(Data items)
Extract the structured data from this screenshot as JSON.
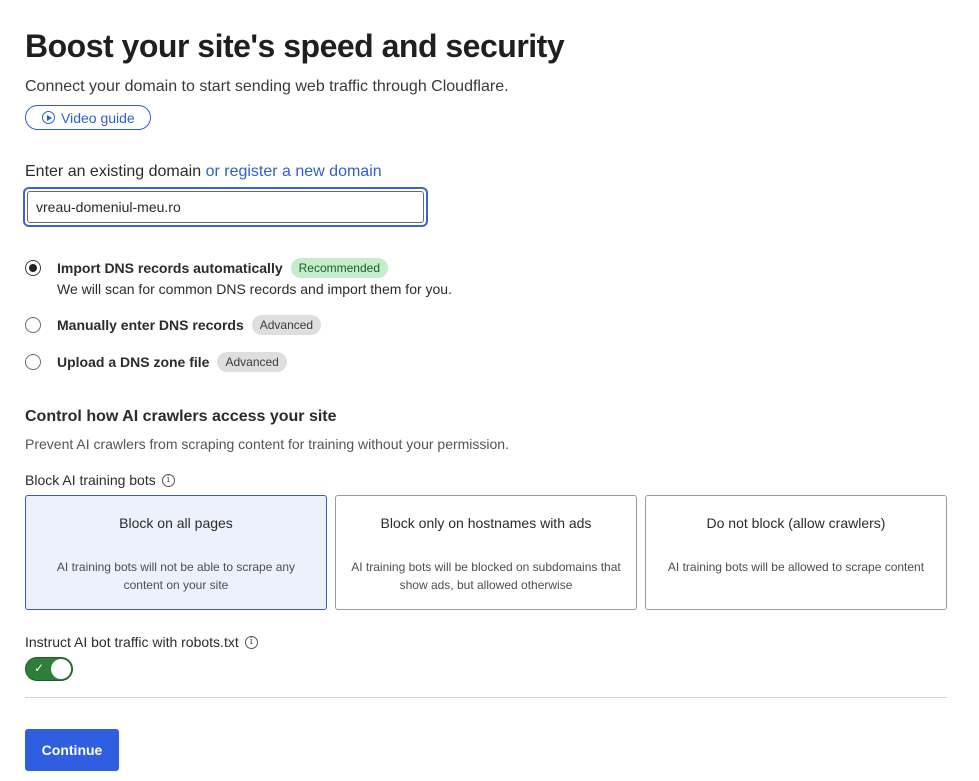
{
  "header": {
    "title": "Boost your site's speed and security",
    "subtitle": "Connect your domain to start sending web traffic through Cloudflare.",
    "video_guide_label": "Video guide"
  },
  "domain": {
    "label": "Enter an existing domain",
    "register_link": "or register a new domain",
    "value": "vreau-domeniul-meu.ro"
  },
  "dns_options": [
    {
      "label": "Import DNS records automatically",
      "badge": "Recommended",
      "selected": true,
      "description": "We will scan for common DNS records and import them for you."
    },
    {
      "label": "Manually enter DNS records",
      "badge": "Advanced",
      "selected": false
    },
    {
      "label": "Upload a DNS zone file",
      "badge": "Advanced",
      "selected": false
    }
  ],
  "ai_section": {
    "title": "Control how AI crawlers access your site",
    "description": "Prevent AI crawlers from scraping content for training without your permission.",
    "block_label": "Block AI training bots",
    "cards": [
      {
        "title": "Block on all pages",
        "description": "AI training bots will not be able to scrape any content on your site",
        "selected": true
      },
      {
        "title": "Block only on hostnames with ads",
        "description": "AI training bots will be blocked on subdomains that show ads, but allowed otherwise",
        "selected": false
      },
      {
        "title": "Do not block (allow crawlers)",
        "description": "AI training bots will be allowed to scrape content",
        "selected": false
      }
    ],
    "robots_label": "Instruct AI bot traffic with robots.txt",
    "robots_enabled": true
  },
  "footer": {
    "continue_label": "Continue"
  },
  "colors": {
    "accent": "#2f5fe0",
    "link": "#2f5ecf",
    "toggle_on": "#2e7d3a",
    "recommended_badge": "#c5eccb"
  }
}
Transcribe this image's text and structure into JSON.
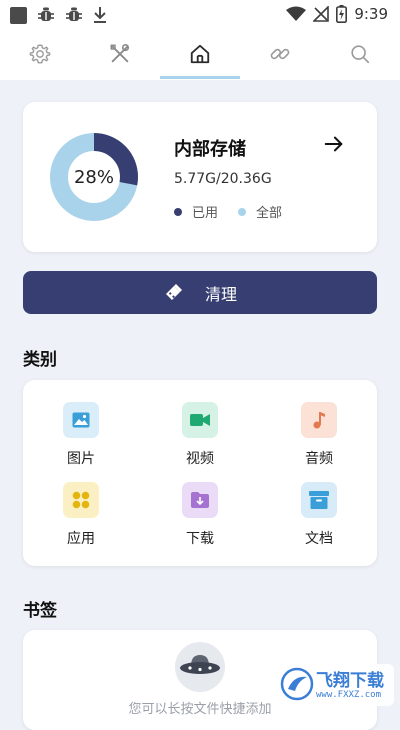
{
  "status_bar": {
    "time": "9:39",
    "icons": [
      "notification-square-icon",
      "bug-icon",
      "bug-icon",
      "download-icon",
      "wifi-icon",
      "no-signal-icon",
      "battery-charging-icon"
    ]
  },
  "tabs": [
    {
      "name": "settings",
      "icon": "gear-icon"
    },
    {
      "name": "tools",
      "icon": "tools-icon"
    },
    {
      "name": "home",
      "icon": "home-icon",
      "active": true
    },
    {
      "name": "link",
      "icon": "link-icon"
    },
    {
      "name": "search",
      "icon": "search-icon"
    }
  ],
  "storage": {
    "title": "内部存储",
    "percent_label": "28%",
    "used_fraction": 0.28,
    "size_text": "5.77G/20.36G",
    "legend_used": "已用",
    "legend_total": "全部",
    "colors": {
      "used": "#373f72",
      "total": "#a9d3ea"
    }
  },
  "clean_button": {
    "label": "清理",
    "icon": "broom-icon"
  },
  "categories": {
    "title": "类别",
    "items": [
      {
        "label": "图片",
        "icon": "image-icon",
        "bg": "#d9eef9",
        "fg": "#3a9fd8"
      },
      {
        "label": "视频",
        "icon": "video-icon",
        "bg": "#d6f1e6",
        "fg": "#1fa971"
      },
      {
        "label": "音频",
        "icon": "music-icon",
        "bg": "#fbe1d6",
        "fg": "#e37a4f"
      },
      {
        "label": "应用",
        "icon": "apps-icon",
        "bg": "#fbf0c4",
        "fg": "#e5b50f"
      },
      {
        "label": "下载",
        "icon": "download-folder-icon",
        "bg": "#eadcf6",
        "fg": "#a572d2"
      },
      {
        "label": "文档",
        "icon": "archive-icon",
        "bg": "#d7ecf8",
        "fg": "#3a9fd8"
      }
    ]
  },
  "bookmarks": {
    "title": "书签",
    "empty_text": "您可以长按文件快捷添加"
  },
  "watermark": {
    "brand": "飞翔下载",
    "url": "www.FXXZ.com"
  }
}
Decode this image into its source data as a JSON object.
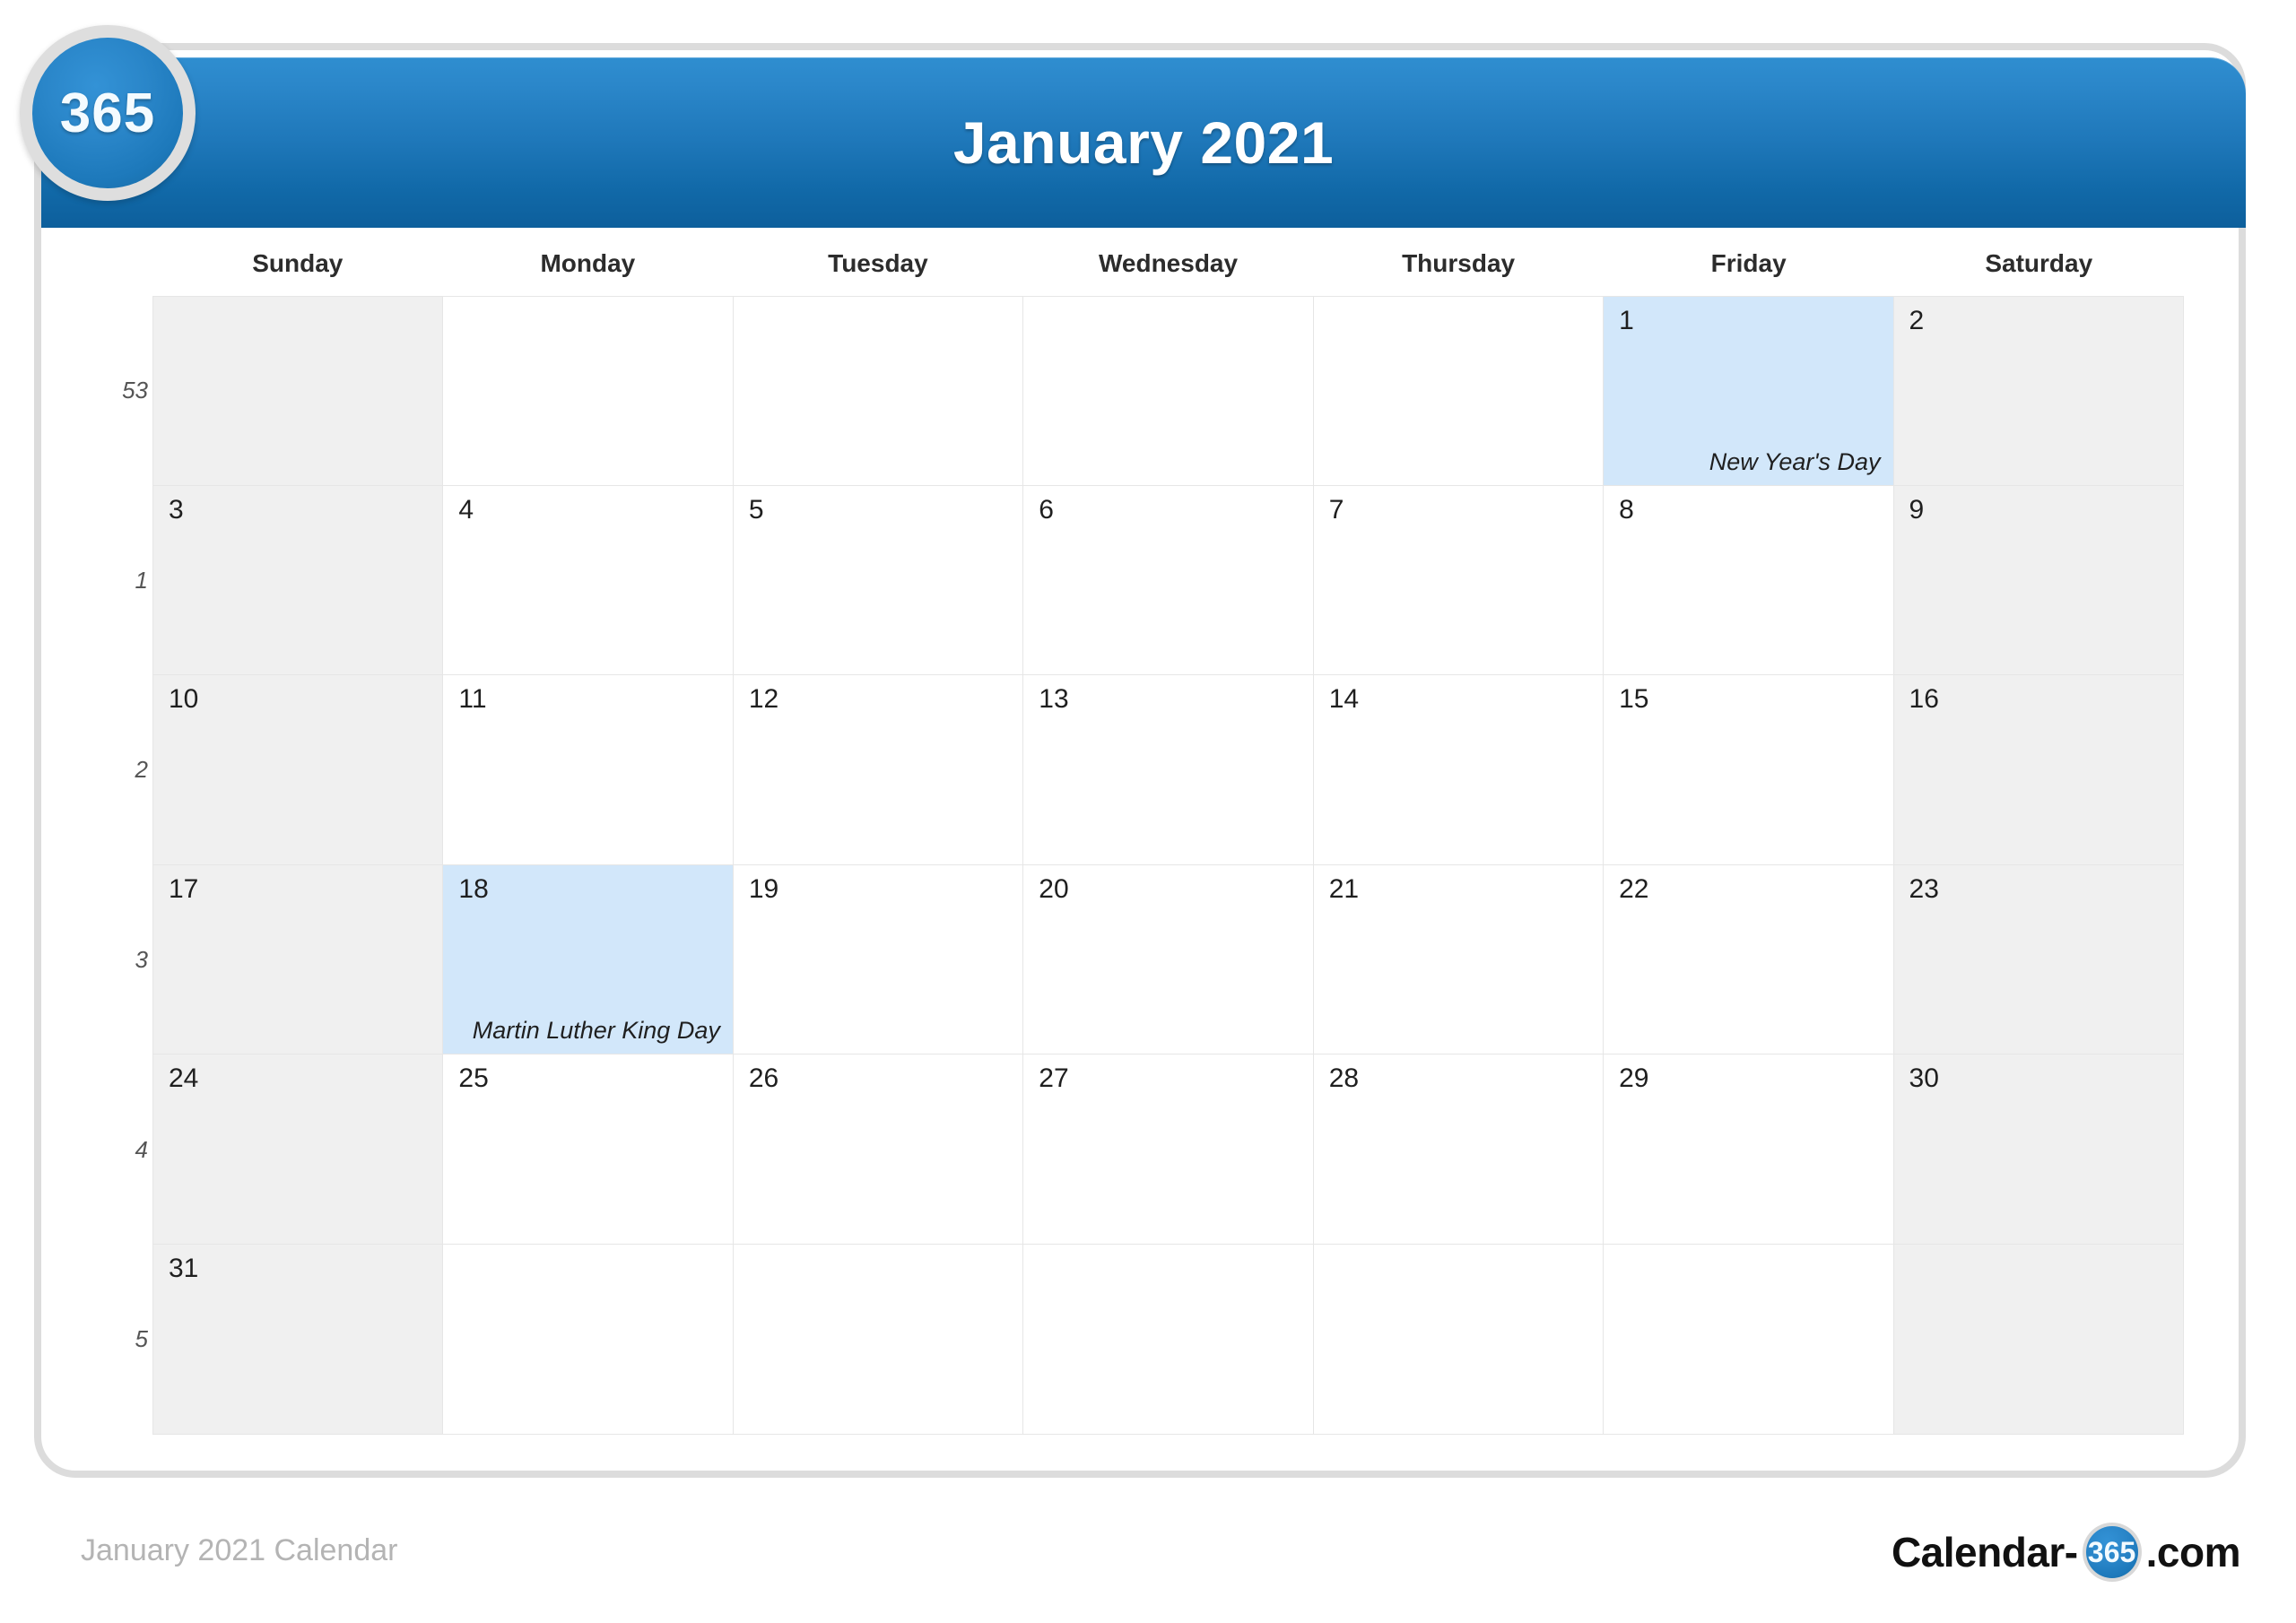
{
  "brand": {
    "badge_text": "365",
    "footer_logo_prefix": "Calendar-",
    "footer_logo_badge": "365",
    "footer_logo_suffix": ".com",
    "watermark_text": "365",
    "accent_color": "#1f78ba",
    "holiday_color": "#d2e7fa",
    "weekend_color": "#f0f0f0"
  },
  "header": {
    "title": "January 2021"
  },
  "weekdays": [
    "Sunday",
    "Monday",
    "Tuesday",
    "Wednesday",
    "Thursday",
    "Friday",
    "Saturday"
  ],
  "calendar": {
    "month": "January",
    "year": "2021",
    "week_numbers": [
      "53",
      "1",
      "2",
      "3",
      "4",
      "5"
    ],
    "weeks": [
      [
        {
          "day": "",
          "weekend": true,
          "holiday": false,
          "label": ""
        },
        {
          "day": "",
          "weekend": false,
          "holiday": false,
          "label": ""
        },
        {
          "day": "",
          "weekend": false,
          "holiday": false,
          "label": ""
        },
        {
          "day": "",
          "weekend": false,
          "holiday": false,
          "label": ""
        },
        {
          "day": "",
          "weekend": false,
          "holiday": false,
          "label": ""
        },
        {
          "day": "1",
          "weekend": false,
          "holiday": true,
          "label": "New Year's Day"
        },
        {
          "day": "2",
          "weekend": true,
          "holiday": false,
          "label": ""
        }
      ],
      [
        {
          "day": "3",
          "weekend": true,
          "holiday": false,
          "label": ""
        },
        {
          "day": "4",
          "weekend": false,
          "holiday": false,
          "label": ""
        },
        {
          "day": "5",
          "weekend": false,
          "holiday": false,
          "label": ""
        },
        {
          "day": "6",
          "weekend": false,
          "holiday": false,
          "label": ""
        },
        {
          "day": "7",
          "weekend": false,
          "holiday": false,
          "label": ""
        },
        {
          "day": "8",
          "weekend": false,
          "holiday": false,
          "label": ""
        },
        {
          "day": "9",
          "weekend": true,
          "holiday": false,
          "label": ""
        }
      ],
      [
        {
          "day": "10",
          "weekend": true,
          "holiday": false,
          "label": ""
        },
        {
          "day": "11",
          "weekend": false,
          "holiday": false,
          "label": ""
        },
        {
          "day": "12",
          "weekend": false,
          "holiday": false,
          "label": ""
        },
        {
          "day": "13",
          "weekend": false,
          "holiday": false,
          "label": ""
        },
        {
          "day": "14",
          "weekend": false,
          "holiday": false,
          "label": ""
        },
        {
          "day": "15",
          "weekend": false,
          "holiday": false,
          "label": ""
        },
        {
          "day": "16",
          "weekend": true,
          "holiday": false,
          "label": ""
        }
      ],
      [
        {
          "day": "17",
          "weekend": true,
          "holiday": false,
          "label": ""
        },
        {
          "day": "18",
          "weekend": false,
          "holiday": true,
          "label": "Martin Luther King Day"
        },
        {
          "day": "19",
          "weekend": false,
          "holiday": false,
          "label": ""
        },
        {
          "day": "20",
          "weekend": false,
          "holiday": false,
          "label": ""
        },
        {
          "day": "21",
          "weekend": false,
          "holiday": false,
          "label": ""
        },
        {
          "day": "22",
          "weekend": false,
          "holiday": false,
          "label": ""
        },
        {
          "day": "23",
          "weekend": true,
          "holiday": false,
          "label": ""
        }
      ],
      [
        {
          "day": "24",
          "weekend": true,
          "holiday": false,
          "label": ""
        },
        {
          "day": "25",
          "weekend": false,
          "holiday": false,
          "label": ""
        },
        {
          "day": "26",
          "weekend": false,
          "holiday": false,
          "label": ""
        },
        {
          "day": "27",
          "weekend": false,
          "holiday": false,
          "label": ""
        },
        {
          "day": "28",
          "weekend": false,
          "holiday": false,
          "label": ""
        },
        {
          "day": "29",
          "weekend": false,
          "holiday": false,
          "label": ""
        },
        {
          "day": "30",
          "weekend": true,
          "holiday": false,
          "label": ""
        }
      ],
      [
        {
          "day": "31",
          "weekend": true,
          "holiday": false,
          "label": ""
        },
        {
          "day": "",
          "weekend": false,
          "holiday": false,
          "label": ""
        },
        {
          "day": "",
          "weekend": false,
          "holiday": false,
          "label": ""
        },
        {
          "day": "",
          "weekend": false,
          "holiday": false,
          "label": ""
        },
        {
          "day": "",
          "weekend": false,
          "holiday": false,
          "label": ""
        },
        {
          "day": "",
          "weekend": false,
          "holiday": false,
          "label": ""
        },
        {
          "day": "",
          "weekend": true,
          "holiday": false,
          "label": ""
        }
      ]
    ]
  },
  "footer": {
    "caption": "January 2021 Calendar"
  }
}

— Exercise prompt —
Go through the data and gather every line that holds "download".

— Complete output —
      "download-icon",
        "icon": "download-folder-icon",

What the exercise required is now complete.